■ YOUR TASK
Repeat each entry in full, exactly.
## START ENTRIES
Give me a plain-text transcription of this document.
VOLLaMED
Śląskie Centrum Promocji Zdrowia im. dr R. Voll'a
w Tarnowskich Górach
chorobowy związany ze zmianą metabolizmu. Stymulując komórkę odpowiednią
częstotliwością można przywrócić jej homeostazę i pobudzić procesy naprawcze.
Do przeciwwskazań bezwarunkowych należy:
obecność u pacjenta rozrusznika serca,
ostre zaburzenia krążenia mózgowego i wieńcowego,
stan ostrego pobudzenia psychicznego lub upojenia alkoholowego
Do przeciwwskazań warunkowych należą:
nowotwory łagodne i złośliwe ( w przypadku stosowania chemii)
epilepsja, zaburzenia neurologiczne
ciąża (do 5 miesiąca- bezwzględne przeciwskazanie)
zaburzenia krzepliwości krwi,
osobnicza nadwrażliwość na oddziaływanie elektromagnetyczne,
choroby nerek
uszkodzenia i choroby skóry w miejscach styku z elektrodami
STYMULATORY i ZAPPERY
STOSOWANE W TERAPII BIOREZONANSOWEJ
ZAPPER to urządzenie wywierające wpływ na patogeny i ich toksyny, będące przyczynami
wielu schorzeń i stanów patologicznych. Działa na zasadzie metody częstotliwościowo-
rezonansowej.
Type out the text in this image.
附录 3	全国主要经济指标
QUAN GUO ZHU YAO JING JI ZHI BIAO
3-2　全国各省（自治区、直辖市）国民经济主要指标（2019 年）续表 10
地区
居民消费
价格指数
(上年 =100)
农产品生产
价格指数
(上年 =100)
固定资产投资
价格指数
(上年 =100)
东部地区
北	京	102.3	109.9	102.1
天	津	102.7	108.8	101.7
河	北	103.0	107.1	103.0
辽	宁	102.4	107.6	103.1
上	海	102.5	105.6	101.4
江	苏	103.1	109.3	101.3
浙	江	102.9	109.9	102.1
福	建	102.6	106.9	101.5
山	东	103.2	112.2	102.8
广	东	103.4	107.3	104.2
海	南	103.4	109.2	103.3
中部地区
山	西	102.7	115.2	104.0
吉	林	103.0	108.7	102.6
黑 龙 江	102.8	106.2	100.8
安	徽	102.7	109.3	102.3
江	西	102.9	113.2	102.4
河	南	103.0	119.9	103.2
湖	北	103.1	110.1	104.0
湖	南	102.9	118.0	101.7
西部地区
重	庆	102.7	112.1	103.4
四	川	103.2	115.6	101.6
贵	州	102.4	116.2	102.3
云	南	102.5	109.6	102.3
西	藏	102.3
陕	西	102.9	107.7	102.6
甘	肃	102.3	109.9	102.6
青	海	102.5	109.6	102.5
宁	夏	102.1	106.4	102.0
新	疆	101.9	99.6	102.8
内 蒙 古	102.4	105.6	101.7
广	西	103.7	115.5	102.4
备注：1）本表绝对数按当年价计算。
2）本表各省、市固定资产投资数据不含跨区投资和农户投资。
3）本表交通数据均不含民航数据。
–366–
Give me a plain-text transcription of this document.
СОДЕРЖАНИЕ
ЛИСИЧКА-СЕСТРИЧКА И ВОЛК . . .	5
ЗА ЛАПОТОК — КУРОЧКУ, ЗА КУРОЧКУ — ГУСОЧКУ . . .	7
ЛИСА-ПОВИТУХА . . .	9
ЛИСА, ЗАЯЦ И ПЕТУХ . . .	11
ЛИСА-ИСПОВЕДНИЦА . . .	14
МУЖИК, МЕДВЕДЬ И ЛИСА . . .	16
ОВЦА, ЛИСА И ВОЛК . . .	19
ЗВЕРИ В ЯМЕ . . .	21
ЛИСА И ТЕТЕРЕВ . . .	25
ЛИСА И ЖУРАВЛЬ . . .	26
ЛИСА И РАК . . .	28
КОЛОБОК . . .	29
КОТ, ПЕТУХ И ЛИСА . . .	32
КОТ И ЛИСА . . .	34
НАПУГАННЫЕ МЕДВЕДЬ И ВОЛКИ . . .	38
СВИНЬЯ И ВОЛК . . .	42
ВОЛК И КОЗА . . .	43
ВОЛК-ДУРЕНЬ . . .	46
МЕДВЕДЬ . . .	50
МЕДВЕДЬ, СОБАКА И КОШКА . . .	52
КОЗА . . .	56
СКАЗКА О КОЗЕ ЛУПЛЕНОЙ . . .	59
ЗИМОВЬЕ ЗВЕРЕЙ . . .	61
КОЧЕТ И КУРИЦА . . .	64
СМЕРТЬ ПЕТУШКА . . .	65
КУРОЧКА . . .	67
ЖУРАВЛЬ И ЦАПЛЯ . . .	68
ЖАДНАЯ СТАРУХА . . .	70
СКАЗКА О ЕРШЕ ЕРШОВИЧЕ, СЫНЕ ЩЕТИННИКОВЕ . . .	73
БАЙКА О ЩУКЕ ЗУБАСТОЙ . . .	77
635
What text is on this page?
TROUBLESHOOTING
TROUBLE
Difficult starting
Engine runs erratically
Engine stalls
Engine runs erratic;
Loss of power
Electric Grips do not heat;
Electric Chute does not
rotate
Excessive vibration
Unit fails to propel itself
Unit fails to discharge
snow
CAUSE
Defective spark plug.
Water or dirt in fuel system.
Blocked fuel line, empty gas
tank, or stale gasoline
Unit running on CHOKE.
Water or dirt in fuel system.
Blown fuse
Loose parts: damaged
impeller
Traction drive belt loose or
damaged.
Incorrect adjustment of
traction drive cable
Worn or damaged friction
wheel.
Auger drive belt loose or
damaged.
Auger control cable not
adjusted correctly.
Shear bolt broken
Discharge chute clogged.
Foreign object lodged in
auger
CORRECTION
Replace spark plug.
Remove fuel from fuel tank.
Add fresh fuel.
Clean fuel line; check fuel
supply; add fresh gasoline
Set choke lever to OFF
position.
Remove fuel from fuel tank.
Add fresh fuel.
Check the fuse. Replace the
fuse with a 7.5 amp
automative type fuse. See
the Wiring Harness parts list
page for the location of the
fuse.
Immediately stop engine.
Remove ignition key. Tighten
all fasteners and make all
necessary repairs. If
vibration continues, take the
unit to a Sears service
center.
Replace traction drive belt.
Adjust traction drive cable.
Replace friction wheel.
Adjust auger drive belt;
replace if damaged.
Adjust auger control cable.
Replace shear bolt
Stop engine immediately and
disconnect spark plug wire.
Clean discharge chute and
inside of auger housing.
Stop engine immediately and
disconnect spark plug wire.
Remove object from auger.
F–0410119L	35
## END ENTRIES
■ RESULT BELOW
Give me a plain-text transcription of this document.
VOLLaMED
Śląskie Centrum Promocji Zdrowia im. dr R. Voll'a
w Tarnowskich Górach
chorobowy związany ze zmianą metabolizmu. Stymulując komórkę odpowiednią
częstotliwością można przywrócić jej homeostazę i pobudzić procesy naprawcze.
Do przeciwwskazań bezwarunkowych należy:
obecność u pacjenta rozrusznika serca,
ostre zaburzenia krążenia mózgowego i wieńcowego,
stan ostrego pobudzenia psychicznego lub upojenia alkoholowego
Do przeciwwskazań warunkowych należą:
nowotwory łagodne i złośliwe ( w przypadku stosowania chemii)
epilepsja, zaburzenia neurologiczne
ciąża (do 5 miesiąca- bezwzględne przeciwskazanie)
zaburzenia krzepliwości krwi,
osobnicza nadwrażliwość na oddziaływanie elektromagnetyczne,
choroby nerek
uszkodzenia i choroby skóry w miejscach styku z elektrodami
STYMULATORY i ZAPPERY
STOSOWANE W TERAPII BIOREZONANSOWEJ
ZAPPER to urządzenie wywierające wpływ na patogeny i ich toksyny, będące przyczynami
wielu schorzeń i stanów patologicznych. Działa na zasadzie metody częstotliwościowo-
rezonansowej.
Type out the text in this image.
附录 3	全国主要经济指标
QUAN GUO ZHU YAO JING JI ZHI BIAO
3-2　全国各省（自治区、直辖市）国民经济主要指标（2019 年）续表 10
地区
居民消费
价格指数
(上年 =100)
农产品生产
价格指数
(上年 =100)
固定资产投资
价格指数
(上年 =100)
东部地区
北	京	102.3	109.9	102.1
天	津	102.7	108.8	101.7
河	北	103.0	107.1	103.0
辽	宁	102.4	107.6	103.1
上	海	102.5	105.6	101.4
江	苏	103.1	109.3	101.3
浙	江	102.9	109.9	102.1
福	建	102.6	106.9	101.5
山	东	103.2	112.2	102.8
广	东	103.4	107.3	104.2
海	南	103.4	109.2	103.3
中部地区
山	西	102.7	115.2	104.0
吉	林	103.0	108.7	102.6
黑 龙 江	102.8	106.2	100.8
安	徽	102.7	109.3	102.3
江	西	102.9	113.2	102.4
河	南	103.0	119.9	103.2
湖	北	103.1	110.1	104.0
湖	南	102.9	118.0	101.7
西部地区
重	庆	102.7	112.1	103.4
四	川	103.2	115.6	101.6
贵	州	102.4	116.2	102.3
云	南	102.5	109.6	102.3
西	藏	102.3
陕	西	102.9	107.7	102.6
甘	肃	102.3	109.9	102.6
青	海	102.5	109.6	102.5
宁	夏	102.1	106.4	102.0
新	疆	101.9	99.6	102.8
内 蒙 古	102.4	105.6	101.7
广	西	103.7	115.5	102.4
备注：1）本表绝对数按当年价计算。
2）本表各省、市固定资产投资数据不含跨区投资和农户投资。
3）本表交通数据均不含民航数据。
–366–
Give me a plain-text transcription of this document.
СОДЕРЖАНИЕ
ЛИСИЧКА-СЕСТРИЧКА И ВОЛК . . .	5
ЗА ЛАПОТОК — КУРОЧКУ, ЗА КУРОЧКУ — ГУСОЧКУ . . .	7
ЛИСА-ПОВИТУХА . . .	9
ЛИСА, ЗАЯЦ И ПЕТУХ . . .	11
ЛИСА-ИСПОВЕДНИЦА . . .	14
МУЖИК, МЕДВЕДЬ И ЛИСА . . .	16
ОВЦА, ЛИСА И ВОЛК . . .	19
ЗВЕРИ В ЯМЕ . . .	21
ЛИСА И ТЕТЕРЕВ . . .	25
ЛИСА И ЖУРАВЛЬ . . .	26
ЛИСА И РАК . . .	28
КОЛОБОК . . .	29
КОТ, ПЕТУХ И ЛИСА . . .	32
КОТ И ЛИСА . . .	34
НАПУГАННЫЕ МЕДВЕДЬ И ВОЛКИ . . .	38
СВИНЬЯ И ВОЛК . . .	42
ВОЛК И КОЗА . . .	43
ВОЛК-ДУРЕНЬ . . .	46
МЕДВЕДЬ . . .	50
МЕДВЕДЬ, СОБАКА И КОШКА . . .	52
КОЗА . . .	56
СКАЗКА О КОЗЕ ЛУПЛЕНОЙ . . .	59
ЗИМОВЬЕ ЗВЕРЕЙ . . .	61
КОЧЕТ И КУРИЦА . . .	64
СМЕРТЬ ПЕТУШКА . . .	65
КУРОЧКА . . .	67
ЖУРАВЛЬ И ЦАПЛЯ . . .	68
ЖАДНАЯ СТАРУХА . . .	70
СКАЗКА О ЕРШЕ ЕРШОВИЧЕ, СЫНЕ ЩЕТИННИКОВЕ . . .	73
БАЙКА О ЩУКЕ ЗУБАСТОЙ . . .	77
635
What text is on this page?
TROUBLESHOOTING
TROUBLE
Difficult starting
Engine runs erratically
Engine stalls
Engine runs erratic;
Loss of power
Electric Grips do not heat;
Electric Chute does not
rotate
Excessive vibration
Unit fails to propel itself
Unit fails to discharge
snow
CAUSE
Defective spark plug.
Water or dirt in fuel system.
Blocked fuel line, empty gas
tank, or stale gasoline
Unit running on CHOKE.
Water or dirt in fuel system.
Blown fuse
Loose parts: damaged
impeller
Traction drive belt loose or
damaged.
Incorrect adjustment of
traction drive cable
Worn or damaged friction
wheel.
Auger drive belt loose or
damaged.
Auger control cable not
adjusted correctly.
Shear bolt broken
Discharge chute clogged.
Foreign object lodged in
auger
CORRECTION
Replace spark plug.
Remove fuel from fuel tank.
Add fresh fuel.
Clean fuel line; check fuel
supply; add fresh gasoline
Set choke lever to OFF
position.
Remove fuel from fuel tank.
Add fresh fuel.
Check the fuse. Replace the
fuse with a 7.5 amp
automative type fuse. See
the Wiring Harness parts list
page for the location of the
fuse.
Immediately stop engine.
Remove ignition key. Tighten
all fasteners and make all
necessary repairs. If
vibration continues, take the
unit to a Sears service
center.
Replace traction drive belt.
Adjust traction drive cable.
Replace friction wheel.
Adjust auger drive belt;
replace if damaged.
Adjust auger control cable.
Replace shear bolt
Stop engine immediately and
disconnect spark plug wire.
Clean discharge chute and
inside of auger housing.
Stop engine immediately and
disconnect spark plug wire.
Remove object from auger.
F–0410119L	35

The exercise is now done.